(WHAT IS REQUIRED): Write the records out again exactly, leaving no images in.

(AVAILABLE DATA):
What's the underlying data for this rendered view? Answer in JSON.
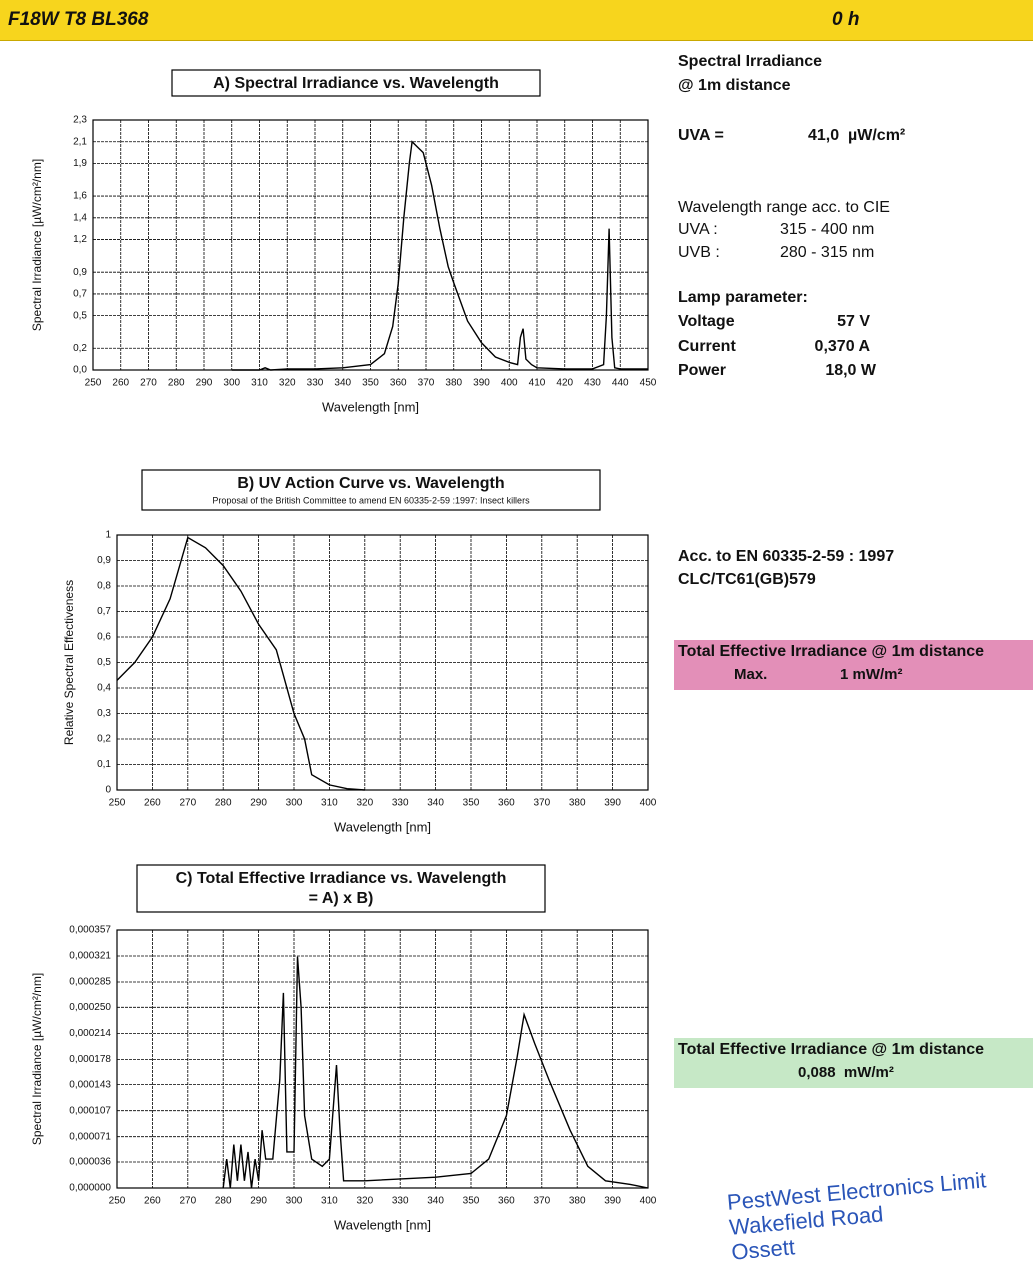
{
  "header": {
    "title": "F18W T8 BL368",
    "hours": "0 h"
  },
  "chart_data": [
    {
      "type": "line",
      "title": "A) Spectral Irradiance  vs.  Wavelength",
      "x_label": "Wavelength  [nm]",
      "y_label": "Spectral Irradiance [µW/cm²/nm]",
      "color": "#000000",
      "grid": true,
      "x": [
        300,
        310,
        312,
        314,
        320,
        330,
        340,
        350,
        355,
        358,
        360,
        362,
        364,
        365,
        367,
        369,
        370,
        372,
        375,
        378,
        380,
        385,
        390,
        395,
        400,
        403,
        404,
        405,
        406,
        408,
        410,
        420,
        430,
        434,
        435,
        436,
        437,
        438,
        440,
        450
      ],
      "values": [
        0.0,
        0.0,
        0.02,
        0.0,
        0.01,
        0.01,
        0.02,
        0.05,
        0.15,
        0.4,
        0.8,
        1.4,
        1.9,
        2.1,
        2.05,
        2.0,
        1.9,
        1.7,
        1.3,
        0.95,
        0.8,
        0.45,
        0.25,
        0.12,
        0.07,
        0.05,
        0.3,
        0.38,
        0.1,
        0.05,
        0.02,
        0.01,
        0.01,
        0.05,
        0.5,
        1.3,
        0.3,
        0.02,
        0.01,
        0.01
      ],
      "xlim": [
        250,
        450
      ],
      "ylim": [
        0,
        2.3
      ],
      "xticks": [
        250,
        260,
        270,
        280,
        290,
        300,
        310,
        320,
        330,
        340,
        350,
        360,
        370,
        380,
        390,
        400,
        410,
        420,
        430,
        440,
        450
      ],
      "yticks": [
        {
          "value": 0,
          "label": "0,0"
        },
        {
          "value": 0.2,
          "label": "0,2"
        },
        {
          "value": 0.5,
          "label": "0,5"
        },
        {
          "value": 0.7,
          "label": "0,7"
        },
        {
          "value": 0.9,
          "label": "0,9"
        },
        {
          "value": 1.2,
          "label": "1,2"
        },
        {
          "value": 1.4,
          "label": "1,4"
        },
        {
          "value": 1.6,
          "label": "1,6"
        },
        {
          "value": 1.9,
          "label": "1,9"
        },
        {
          "value": 2.1,
          "label": "2,1"
        },
        {
          "value": 2.3,
          "label": "2,3"
        }
      ]
    },
    {
      "type": "line",
      "title": "B)  UV Action Curve  vs.  Wavelength",
      "subtitle": "Proposal of the British Committee to amend EN 60335-2-59 :1997: Insect killers",
      "x_label": "Wavelength  [nm]",
      "y_label": "Relative Spectral Effectiveness",
      "color": "#000000",
      "grid": true,
      "x": [
        250,
        255,
        260,
        265,
        270,
        275,
        280,
        285,
        290,
        295,
        297,
        300,
        303,
        305,
        310,
        315,
        320
      ],
      "values": [
        0.43,
        0.5,
        0.6,
        0.75,
        0.99,
        0.95,
        0.88,
        0.78,
        0.65,
        0.55,
        0.45,
        0.3,
        0.2,
        0.06,
        0.02,
        0.005,
        0
      ],
      "xlim": [
        250,
        400
      ],
      "ylim": [
        0,
        1
      ],
      "xticks": [
        250,
        260,
        270,
        280,
        290,
        300,
        310,
        320,
        330,
        340,
        350,
        360,
        370,
        380,
        390,
        400
      ],
      "yticks": [
        0,
        {
          "value": 0.1,
          "label": "0,1"
        },
        {
          "value": 0.2,
          "label": "0,2"
        },
        {
          "value": 0.3,
          "label": "0,3"
        },
        {
          "value": 0.4,
          "label": "0,4"
        },
        {
          "value": 0.5,
          "label": "0,5"
        },
        {
          "value": 0.6,
          "label": "0,6"
        },
        {
          "value": 0.7,
          "label": "0,7"
        },
        {
          "value": 0.8,
          "label": "0,8"
        },
        {
          "value": 0.9,
          "label": "0,9"
        },
        1
      ]
    },
    {
      "type": "line",
      "title": "C) Total Effective Irradiance  vs.  Wavelength",
      "subtitle": "= A)  x  B)",
      "x_label": "Wavelength  [nm]",
      "y_label": "Spectral Irradiance  [µW/cm²/nm]",
      "color": "#000000",
      "grid": true,
      "x": [
        280,
        281,
        282,
        283,
        284,
        285,
        286,
        287,
        288,
        289,
        290,
        291,
        292,
        294,
        296,
        297,
        298,
        300,
        301,
        302,
        303,
        305,
        308,
        310,
        312,
        313,
        314,
        320,
        340,
        350,
        355,
        360,
        363,
        365,
        368,
        372,
        378,
        383,
        388,
        395,
        400
      ],
      "values": [
        0,
        4e-05,
        0,
        6e-05,
        1e-05,
        6e-05,
        1e-05,
        5e-05,
        0,
        4e-05,
        1e-05,
        8e-05,
        4e-05,
        4e-05,
        0.00015,
        0.00027,
        5e-05,
        5e-05,
        0.00032,
        0.00025,
        0.0001,
        4e-05,
        3e-05,
        4e-05,
        0.00017,
        8e-05,
        1e-05,
        1e-05,
        1.5e-05,
        2e-05,
        4e-05,
        0.0001,
        0.00018,
        0.00024,
        0.0002,
        0.00015,
        8e-05,
        3e-05,
        1e-05,
        5e-06,
        0
      ],
      "xlim": [
        250,
        400
      ],
      "ylim": [
        0,
        0.000357
      ],
      "xticks": [
        250,
        260,
        270,
        280,
        290,
        300,
        310,
        320,
        330,
        340,
        350,
        360,
        370,
        380,
        390,
        400
      ],
      "yticks": [
        {
          "value": 0,
          "label": "0,000000"
        },
        {
          "value": 3.6e-05,
          "label": "0,000036"
        },
        {
          "value": 7.1e-05,
          "label": "0,000071"
        },
        {
          "value": 0.000107,
          "label": "0,000107"
        },
        {
          "value": 0.000143,
          "label": "0,000143"
        },
        {
          "value": 0.000178,
          "label": "0,000178"
        },
        {
          "value": 0.000214,
          "label": "0,000214"
        },
        {
          "value": 0.00025,
          "label": "0,000250"
        },
        {
          "value": 0.000285,
          "label": "0,000285"
        },
        {
          "value": 0.000321,
          "label": "0,000321"
        },
        {
          "value": 0.000357,
          "label": "0,000357"
        }
      ]
    }
  ],
  "panel": {
    "irradiance_heading": [
      "Spectral Irradiance",
      "@ 1m distance"
    ],
    "uva_label": "UVA =",
    "uva_value": "41,0  µW/cm²",
    "range_heading": "Wavelength range acc. to CIE",
    "ranges": [
      [
        "UVA :",
        "315 - 400 nm"
      ],
      [
        "UVB :",
        "280 - 315 nm"
      ]
    ],
    "lamp_heading": "Lamp parameter:",
    "lamp": [
      [
        "Voltage",
        "57 V"
      ],
      [
        "Current",
        "0,370 A"
      ],
      [
        "Power",
        "18,0 W"
      ]
    ],
    "standard": [
      "Acc. to EN 60335-2-59 : 1997",
      "CLC/TC61(GB)579"
    ],
    "max_box": {
      "title": "Total Effective Irradiance @ 1m distance",
      "label": "Max.",
      "value": "1 mW/m²"
    },
    "result_box": {
      "title": "Total Effective Irradiance @ 1m distance",
      "value": "0,088  mW/m²"
    }
  },
  "stamp": [
    "PestWest Electronics Limit",
    "Wakefield Road",
    "Ossett"
  ]
}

(WRITTEN REPLY):
What's the underlying data for this rendered view? Answer in JSON.
{
  "header": {
    "title": "F18W T8 BL368",
    "hours": "0 h"
  },
  "chart_data": [
    {
      "type": "line",
      "title": "A) Spectral Irradiance  vs.  Wavelength",
      "x_label": "Wavelength  [nm]",
      "y_label": "Spectral Irradiance [µW/cm²/nm]",
      "color": "#000000",
      "grid": true,
      "x": [
        300,
        310,
        312,
        314,
        320,
        330,
        340,
        350,
        355,
        358,
        360,
        362,
        364,
        365,
        367,
        369,
        370,
        372,
        375,
        378,
        380,
        385,
        390,
        395,
        400,
        403,
        404,
        405,
        406,
        408,
        410,
        420,
        430,
        434,
        435,
        436,
        437,
        438,
        440,
        450
      ],
      "values": [
        0.0,
        0.0,
        0.02,
        0.0,
        0.01,
        0.01,
        0.02,
        0.05,
        0.15,
        0.4,
        0.8,
        1.4,
        1.9,
        2.1,
        2.05,
        2.0,
        1.9,
        1.7,
        1.3,
        0.95,
        0.8,
        0.45,
        0.25,
        0.12,
        0.07,
        0.05,
        0.3,
        0.38,
        0.1,
        0.05,
        0.02,
        0.01,
        0.01,
        0.05,
        0.5,
        1.3,
        0.3,
        0.02,
        0.01,
        0.01
      ],
      "xlim": [
        250,
        450
      ],
      "ylim": [
        0,
        2.3
      ],
      "xticks": [
        250,
        260,
        270,
        280,
        290,
        300,
        310,
        320,
        330,
        340,
        350,
        360,
        370,
        380,
        390,
        400,
        410,
        420,
        430,
        440,
        450
      ],
      "yticks": [
        {
          "value": 0,
          "label": "0,0"
        },
        {
          "value": 0.2,
          "label": "0,2"
        },
        {
          "value": 0.5,
          "label": "0,5"
        },
        {
          "value": 0.7,
          "label": "0,7"
        },
        {
          "value": 0.9,
          "label": "0,9"
        },
        {
          "value": 1.2,
          "label": "1,2"
        },
        {
          "value": 1.4,
          "label": "1,4"
        },
        {
          "value": 1.6,
          "label": "1,6"
        },
        {
          "value": 1.9,
          "label": "1,9"
        },
        {
          "value": 2.1,
          "label": "2,1"
        },
        {
          "value": 2.3,
          "label": "2,3"
        }
      ]
    },
    {
      "type": "line",
      "title": "B)  UV Action Curve  vs.  Wavelength",
      "subtitle": "Proposal of the British Committee to amend EN 60335-2-59 :1997: Insect killers",
      "x_label": "Wavelength  [nm]",
      "y_label": "Relative Spectral Effectiveness",
      "color": "#000000",
      "grid": true,
      "x": [
        250,
        255,
        260,
        265,
        270,
        275,
        280,
        285,
        290,
        295,
        297,
        300,
        303,
        305,
        310,
        315,
        320
      ],
      "values": [
        0.43,
        0.5,
        0.6,
        0.75,
        0.99,
        0.95,
        0.88,
        0.78,
        0.65,
        0.55,
        0.45,
        0.3,
        0.2,
        0.06,
        0.02,
        0.005,
        0
      ],
      "xlim": [
        250,
        400
      ],
      "ylim": [
        0,
        1
      ],
      "xticks": [
        250,
        260,
        270,
        280,
        290,
        300,
        310,
        320,
        330,
        340,
        350,
        360,
        370,
        380,
        390,
        400
      ],
      "yticks": [
        0,
        {
          "value": 0.1,
          "label": "0,1"
        },
        {
          "value": 0.2,
          "label": "0,2"
        },
        {
          "value": 0.3,
          "label": "0,3"
        },
        {
          "value": 0.4,
          "label": "0,4"
        },
        {
          "value": 0.5,
          "label": "0,5"
        },
        {
          "value": 0.6,
          "label": "0,6"
        },
        {
          "value": 0.7,
          "label": "0,7"
        },
        {
          "value": 0.8,
          "label": "0,8"
        },
        {
          "value": 0.9,
          "label": "0,9"
        },
        1
      ]
    },
    {
      "type": "line",
      "title": "C) Total Effective Irradiance  vs.  Wavelength",
      "subtitle": "= A)  x  B)",
      "x_label": "Wavelength  [nm]",
      "y_label": "Spectral Irradiance  [µW/cm²/nm]",
      "color": "#000000",
      "grid": true,
      "x": [
        280,
        281,
        282,
        283,
        284,
        285,
        286,
        287,
        288,
        289,
        290,
        291,
        292,
        294,
        296,
        297,
        298,
        300,
        301,
        302,
        303,
        305,
        308,
        310,
        312,
        313,
        314,
        320,
        340,
        350,
        355,
        360,
        363,
        365,
        368,
        372,
        378,
        383,
        388,
        395,
        400
      ],
      "values": [
        0,
        4e-05,
        0,
        6e-05,
        1e-05,
        6e-05,
        1e-05,
        5e-05,
        0,
        4e-05,
        1e-05,
        8e-05,
        4e-05,
        4e-05,
        0.00015,
        0.00027,
        5e-05,
        5e-05,
        0.00032,
        0.00025,
        0.0001,
        4e-05,
        3e-05,
        4e-05,
        0.00017,
        8e-05,
        1e-05,
        1e-05,
        1.5e-05,
        2e-05,
        4e-05,
        0.0001,
        0.00018,
        0.00024,
        0.0002,
        0.00015,
        8e-05,
        3e-05,
        1e-05,
        5e-06,
        0
      ],
      "xlim": [
        250,
        400
      ],
      "ylim": [
        0,
        0.000357
      ],
      "xticks": [
        250,
        260,
        270,
        280,
        290,
        300,
        310,
        320,
        330,
        340,
        350,
        360,
        370,
        380,
        390,
        400
      ],
      "yticks": [
        {
          "value": 0,
          "label": "0,000000"
        },
        {
          "value": 3.6e-05,
          "label": "0,000036"
        },
        {
          "value": 7.1e-05,
          "label": "0,000071"
        },
        {
          "value": 0.000107,
          "label": "0,000107"
        },
        {
          "value": 0.000143,
          "label": "0,000143"
        },
        {
          "value": 0.000178,
          "label": "0,000178"
        },
        {
          "value": 0.000214,
          "label": "0,000214"
        },
        {
          "value": 0.00025,
          "label": "0,000250"
        },
        {
          "value": 0.000285,
          "label": "0,000285"
        },
        {
          "value": 0.000321,
          "label": "0,000321"
        },
        {
          "value": 0.000357,
          "label": "0,000357"
        }
      ]
    }
  ],
  "panel": {
    "irradiance_heading": [
      "Spectral Irradiance",
      "@ 1m distance"
    ],
    "uva_label": "UVA =",
    "uva_value": "41,0  µW/cm²",
    "range_heading": "Wavelength range acc. to CIE",
    "ranges": [
      [
        "UVA :",
        "315 - 400 nm"
      ],
      [
        "UVB :",
        "280 - 315 nm"
      ]
    ],
    "lamp_heading": "Lamp parameter:",
    "lamp": [
      [
        "Voltage",
        "57 V"
      ],
      [
        "Current",
        "0,370 A"
      ],
      [
        "Power",
        "18,0 W"
      ]
    ],
    "standard": [
      "Acc. to EN 60335-2-59 : 1997",
      "CLC/TC61(GB)579"
    ],
    "max_box": {
      "title": "Total Effective Irradiance @ 1m distance",
      "label": "Max.",
      "value": "1 mW/m²"
    },
    "result_box": {
      "title": "Total Effective Irradiance @ 1m distance",
      "value": "0,088  mW/m²"
    }
  },
  "stamp": [
    "PestWest Electronics Limit",
    "Wakefield Road",
    "Ossett"
  ]
}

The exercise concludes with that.